## Objective
Write out, precisely and in full, each line of the material.

=-=-=-=-=

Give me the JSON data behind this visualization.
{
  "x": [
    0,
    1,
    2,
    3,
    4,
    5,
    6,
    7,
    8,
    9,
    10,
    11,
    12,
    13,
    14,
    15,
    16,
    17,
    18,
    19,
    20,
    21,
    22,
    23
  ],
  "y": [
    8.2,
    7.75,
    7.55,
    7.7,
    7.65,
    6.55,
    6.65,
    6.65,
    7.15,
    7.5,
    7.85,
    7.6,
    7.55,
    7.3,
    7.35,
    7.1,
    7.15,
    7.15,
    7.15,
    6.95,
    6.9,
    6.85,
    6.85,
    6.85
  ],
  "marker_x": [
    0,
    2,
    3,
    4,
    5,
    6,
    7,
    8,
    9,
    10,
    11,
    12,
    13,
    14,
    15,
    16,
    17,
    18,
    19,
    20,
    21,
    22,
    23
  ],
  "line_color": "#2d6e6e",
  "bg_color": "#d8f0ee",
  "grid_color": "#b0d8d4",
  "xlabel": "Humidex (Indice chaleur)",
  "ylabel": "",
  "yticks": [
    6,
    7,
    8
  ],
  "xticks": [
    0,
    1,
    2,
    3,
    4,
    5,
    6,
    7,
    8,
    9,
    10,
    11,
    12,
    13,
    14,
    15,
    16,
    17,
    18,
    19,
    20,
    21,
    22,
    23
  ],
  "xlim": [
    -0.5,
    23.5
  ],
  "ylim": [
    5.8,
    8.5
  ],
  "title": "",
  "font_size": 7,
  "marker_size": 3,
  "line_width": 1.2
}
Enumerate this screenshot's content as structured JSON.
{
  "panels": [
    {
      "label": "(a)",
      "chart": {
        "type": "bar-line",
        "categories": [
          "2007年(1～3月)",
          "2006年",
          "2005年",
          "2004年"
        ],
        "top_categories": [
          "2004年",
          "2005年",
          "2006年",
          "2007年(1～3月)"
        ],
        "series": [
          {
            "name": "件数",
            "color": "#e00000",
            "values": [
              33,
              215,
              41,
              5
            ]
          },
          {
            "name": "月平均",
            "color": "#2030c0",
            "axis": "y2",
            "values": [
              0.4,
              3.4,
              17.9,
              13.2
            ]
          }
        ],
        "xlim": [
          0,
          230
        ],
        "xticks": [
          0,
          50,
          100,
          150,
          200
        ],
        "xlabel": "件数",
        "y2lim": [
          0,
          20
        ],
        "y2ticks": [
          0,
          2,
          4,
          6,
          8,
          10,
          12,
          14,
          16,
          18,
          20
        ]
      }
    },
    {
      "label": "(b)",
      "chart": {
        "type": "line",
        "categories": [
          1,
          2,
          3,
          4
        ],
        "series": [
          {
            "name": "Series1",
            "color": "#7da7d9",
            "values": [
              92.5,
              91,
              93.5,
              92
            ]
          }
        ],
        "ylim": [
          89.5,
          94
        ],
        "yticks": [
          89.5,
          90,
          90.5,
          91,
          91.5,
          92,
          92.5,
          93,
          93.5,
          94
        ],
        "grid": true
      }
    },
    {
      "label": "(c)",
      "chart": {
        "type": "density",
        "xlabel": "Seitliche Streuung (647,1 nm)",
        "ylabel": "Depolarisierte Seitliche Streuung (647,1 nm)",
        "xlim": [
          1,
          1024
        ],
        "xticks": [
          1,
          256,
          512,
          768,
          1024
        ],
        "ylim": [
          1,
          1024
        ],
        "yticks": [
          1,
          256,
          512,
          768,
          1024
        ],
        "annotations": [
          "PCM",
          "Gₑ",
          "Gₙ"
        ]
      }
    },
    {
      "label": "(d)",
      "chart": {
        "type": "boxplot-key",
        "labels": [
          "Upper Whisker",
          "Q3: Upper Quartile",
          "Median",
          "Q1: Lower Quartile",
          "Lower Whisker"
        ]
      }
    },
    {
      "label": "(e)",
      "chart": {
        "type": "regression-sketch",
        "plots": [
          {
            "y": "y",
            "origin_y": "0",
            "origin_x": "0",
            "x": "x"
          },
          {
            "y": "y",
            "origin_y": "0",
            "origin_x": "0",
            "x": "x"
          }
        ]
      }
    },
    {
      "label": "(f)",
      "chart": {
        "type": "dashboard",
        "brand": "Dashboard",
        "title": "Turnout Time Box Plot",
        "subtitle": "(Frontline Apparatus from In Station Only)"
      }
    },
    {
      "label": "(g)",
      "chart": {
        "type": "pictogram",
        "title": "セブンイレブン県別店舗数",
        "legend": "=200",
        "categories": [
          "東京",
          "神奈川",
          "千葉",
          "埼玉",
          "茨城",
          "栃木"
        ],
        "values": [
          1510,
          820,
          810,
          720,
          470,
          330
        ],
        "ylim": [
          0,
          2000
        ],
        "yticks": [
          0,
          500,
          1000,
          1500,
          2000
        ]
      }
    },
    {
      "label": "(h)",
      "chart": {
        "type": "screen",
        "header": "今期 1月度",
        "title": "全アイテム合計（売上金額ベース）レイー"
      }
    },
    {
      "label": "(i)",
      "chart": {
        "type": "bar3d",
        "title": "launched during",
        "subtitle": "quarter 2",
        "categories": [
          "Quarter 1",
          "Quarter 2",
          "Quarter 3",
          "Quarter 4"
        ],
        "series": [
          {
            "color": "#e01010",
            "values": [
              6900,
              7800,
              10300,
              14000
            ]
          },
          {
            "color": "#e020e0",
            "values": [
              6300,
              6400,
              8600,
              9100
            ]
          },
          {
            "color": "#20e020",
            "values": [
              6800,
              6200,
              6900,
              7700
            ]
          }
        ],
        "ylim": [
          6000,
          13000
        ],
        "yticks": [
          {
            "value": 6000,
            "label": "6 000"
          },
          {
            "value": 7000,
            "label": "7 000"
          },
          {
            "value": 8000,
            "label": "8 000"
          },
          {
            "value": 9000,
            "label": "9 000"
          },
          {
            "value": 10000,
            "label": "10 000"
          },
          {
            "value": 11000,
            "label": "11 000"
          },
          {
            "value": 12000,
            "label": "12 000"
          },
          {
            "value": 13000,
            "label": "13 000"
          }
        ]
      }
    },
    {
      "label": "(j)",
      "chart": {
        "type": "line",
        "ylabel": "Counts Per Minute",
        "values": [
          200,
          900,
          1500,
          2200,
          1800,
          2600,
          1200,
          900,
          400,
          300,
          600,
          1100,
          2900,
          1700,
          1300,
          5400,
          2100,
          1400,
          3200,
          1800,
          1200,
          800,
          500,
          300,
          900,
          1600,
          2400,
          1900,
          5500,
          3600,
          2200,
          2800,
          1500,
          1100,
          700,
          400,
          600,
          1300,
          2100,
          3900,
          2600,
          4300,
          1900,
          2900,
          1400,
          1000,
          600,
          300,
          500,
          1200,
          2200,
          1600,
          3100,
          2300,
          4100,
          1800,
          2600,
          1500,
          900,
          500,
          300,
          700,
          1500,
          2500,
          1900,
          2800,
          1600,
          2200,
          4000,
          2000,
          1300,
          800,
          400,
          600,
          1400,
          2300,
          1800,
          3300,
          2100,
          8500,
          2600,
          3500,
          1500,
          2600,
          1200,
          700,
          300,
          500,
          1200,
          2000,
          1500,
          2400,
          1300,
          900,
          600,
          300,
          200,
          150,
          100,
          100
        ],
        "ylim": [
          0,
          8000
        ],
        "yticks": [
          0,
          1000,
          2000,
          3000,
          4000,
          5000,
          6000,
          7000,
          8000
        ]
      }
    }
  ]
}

=-=-=-=-=

## Correct output
Give me the JSON data behind this visualization.
{
  "x": [
    0,
    1,
    2,
    3,
    4,
    5,
    6,
    7,
    8,
    9,
    10,
    11,
    12,
    13,
    14,
    15,
    16,
    17,
    18,
    19,
    20,
    21,
    22,
    23
  ],
  "y": [
    8.2,
    7.75,
    7.55,
    7.7,
    7.65,
    6.55,
    6.65,
    6.65,
    7.15,
    7.5,
    7.85,
    7.6,
    7.55,
    7.3,
    7.35,
    7.1,
    7.15,
    7.15,
    7.15,
    6.95,
    6.9,
    6.85,
    6.85,
    6.85
  ],
  "marker_x": [
    0,
    2,
    3,
    4,
    5,
    6,
    7,
    8,
    9,
    10,
    11,
    12,
    13,
    14,
    15,
    16,
    17,
    18,
    19,
    20,
    21,
    22,
    23
  ],
  "line_color": "#2d6e6e",
  "bg_color": "#d8f0ee",
  "grid_color": "#b0d8d4",
  "xlabel": "Humidex (Indice chaleur)",
  "ylabel": "",
  "yticks": [
    6,
    7,
    8
  ],
  "xticks": [
    0,
    1,
    2,
    3,
    4,
    5,
    6,
    7,
    8,
    9,
    10,
    11,
    12,
    13,
    14,
    15,
    16,
    17,
    18,
    19,
    20,
    21,
    22,
    23
  ],
  "xlim": [
    -0.5,
    23.5
  ],
  "ylim": [
    5.8,
    8.5
  ],
  "title": "",
  "font_size": 7,
  "marker_size": 3,
  "line_width": 1.2
}
Enumerate this screenshot's content as structured JSON.
{
  "panels": [
    {
      "label": "(a)",
      "chart": {
        "type": "bar-line",
        "categories": [
          "2007年(1～3月)",
          "2006年",
          "2005年",
          "2004年"
        ],
        "top_categories": [
          "2004年",
          "2005年",
          "2006年",
          "2007年(1～3月)"
        ],
        "series": [
          {
            "name": "件数",
            "color": "#e00000",
            "values": [
              33,
              215,
              41,
              5
            ]
          },
          {
            "name": "月平均",
            "color": "#2030c0",
            "axis": "y2",
            "values": [
              0.4,
              3.4,
              17.9,
              13.2
            ]
          }
        ],
        "xlim": [
          0,
          230
        ],
        "xticks": [
          0,
          50,
          100,
          150,
          200
        ],
        "xlabel": "件数",
        "y2lim": [
          0,
          20
        ],
        "y2ticks": [
          0,
          2,
          4,
          6,
          8,
          10,
          12,
          14,
          16,
          18,
          20
        ]
      }
    },
    {
      "label": "(b)",
      "chart": {
        "type": "line",
        "categories": [
          1,
          2,
          3,
          4
        ],
        "series": [
          {
            "name": "Series1",
            "color": "#7da7d9",
            "values": [
              92.5,
              91,
              93.5,
              92
            ]
          }
        ],
        "ylim": [
          89.5,
          94
        ],
        "yticks": [
          89.5,
          90,
          90.5,
          91,
          91.5,
          92,
          92.5,
          93,
          93.5,
          94
        ],
        "grid": true
      }
    },
    {
      "label": "(c)",
      "chart": {
        "type": "density",
        "xlabel": "Seitliche Streuung (647,1 nm)",
        "ylabel": "Depolarisierte Seitliche Streuung (647,1 nm)",
        "xlim": [
          1,
          1024
        ],
        "xticks": [
          1,
          256,
          512,
          768,
          1024
        ],
        "ylim": [
          1,
          1024
        ],
        "yticks": [
          1,
          256,
          512,
          768,
          1024
        ],
        "annotations": [
          "PCM",
          "Gₑ",
          "Gₙ"
        ]
      }
    },
    {
      "label": "(d)",
      "chart": {
        "type": "boxplot-key",
        "labels": [
          "Upper Whisker",
          "Q3: Upper Quartile",
          "Median",
          "Q1: Lower Quartile",
          "Lower Whisker"
        ]
      }
    },
    {
      "label": "(e)",
      "chart": {
        "type": "regression-sketch",
        "plots": [
          {
            "y": "y",
            "origin_y": "0",
            "origin_x": "0",
            "x": "x"
          },
          {
            "y": "y",
            "origin_y": "0",
            "origin_x": "0",
            "x": "x"
          }
        ]
      }
    },
    {
      "label": "(f)",
      "chart": {
        "type": "dashboard",
        "brand": "Dashboard",
        "title": "Turnout Time Box Plot",
        "subtitle": "(Frontline Apparatus from In Station Only)"
      }
    },
    {
      "label": "(g)",
      "chart": {
        "type": "pictogram",
        "title": "セブンイレブン県別店舗数",
        "legend": "=200",
        "categories": [
          "東京",
          "神奈川",
          "千葉",
          "埼玉",
          "茨城",
          "栃木"
        ],
        "values": [
          1510,
          820,
          810,
          720,
          470,
          330
        ],
        "ylim": [
          0,
          2000
        ],
        "yticks": [
          0,
          500,
          1000,
          1500,
          2000
        ]
      }
    },
    {
      "label": "(h)",
      "chart": {
        "type": "screen",
        "header": "今期 1月度",
        "title": "全アイテム合計（売上金額ベース）レイー"
      }
    },
    {
      "label": "(i)",
      "chart": {
        "type": "bar3d",
        "title": "launched during",
        "subtitle": "quarter 2",
        "categories": [
          "Quarter 1",
          "Quarter 2",
          "Quarter 3",
          "Quarter 4"
        ],
        "series": [
          {
            "color": "#e01010",
            "values": [
              6900,
              7800,
              10300,
              14000
            ]
          },
          {
            "color": "#e020e0",
            "values": [
              6300,
              6400,
              8600,
              9100
            ]
          },
          {
            "color": "#20e020",
            "values": [
              6800,
              6200,
              6900,
              7700
            ]
          }
        ],
        "ylim": [
          6000,
          13000
        ],
        "yticks": [
          {
            "value": 6000,
            "label": "6 000"
          },
          {
            "value": 7000,
            "label": "7 000"
          },
          {
            "value": 8000,
            "label": "8 000"
          },
          {
            "value": 9000,
            "label": "9 000"
          },
          {
            "value": 10000,
            "label": "10 000"
          },
          {
            "value": 11000,
            "label": "11 000"
          },
          {
            "value": 12000,
            "label": "12 000"
          },
          {
            "value": 13000,
            "label": "13 000"
          }
        ]
      }
    },
    {
      "label": "(j)",
      "chart": {
        "type": "line",
        "ylabel": "Counts Per Minute",
        "values": [
          200,
          900,
          1500,
          2200,
          1800,
          2600,
          1200,
          900,
          400,
          300,
          600,
          1100,
          2900,
          1700,
          1300,
          5400,
          2100,
          1400,
          3200,
          1800,
          1200,
          800,
          500,
          300,
          900,
          1600,
          2400,
          1900,
          5500,
          3600,
          2200,
          2800,
          1500,
          1100,
          700,
          400,
          600,
          1300,
          2100,
          3900,
          2600,
          4300,
          1900,
          2900,
          1400,
          1000,
          600,
          300,
          500,
          1200,
          2200,
          1600,
          3100,
          2300,
          4100,
          1800,
          2600,
          1500,
          900,
          500,
          300,
          700,
          1500,
          2500,
          1900,
          2800,
          1600,
          2200,
          4000,
          2000,
          1300,
          800,
          400,
          600,
          1400,
          2300,
          1800,
          3300,
          2100,
          8500,
          2600,
          3500,
          1500,
          2600,
          1200,
          700,
          300,
          500,
          1200,
          2000,
          1500,
          2400,
          1300,
          900,
          600,
          300,
          200,
          150,
          100,
          100
        ],
        "ylim": [
          0,
          8000
        ],
        "yticks": [
          0,
          1000,
          2000,
          3000,
          4000,
          5000,
          6000,
          7000,
          8000
        ]
      }
    }
  ]
}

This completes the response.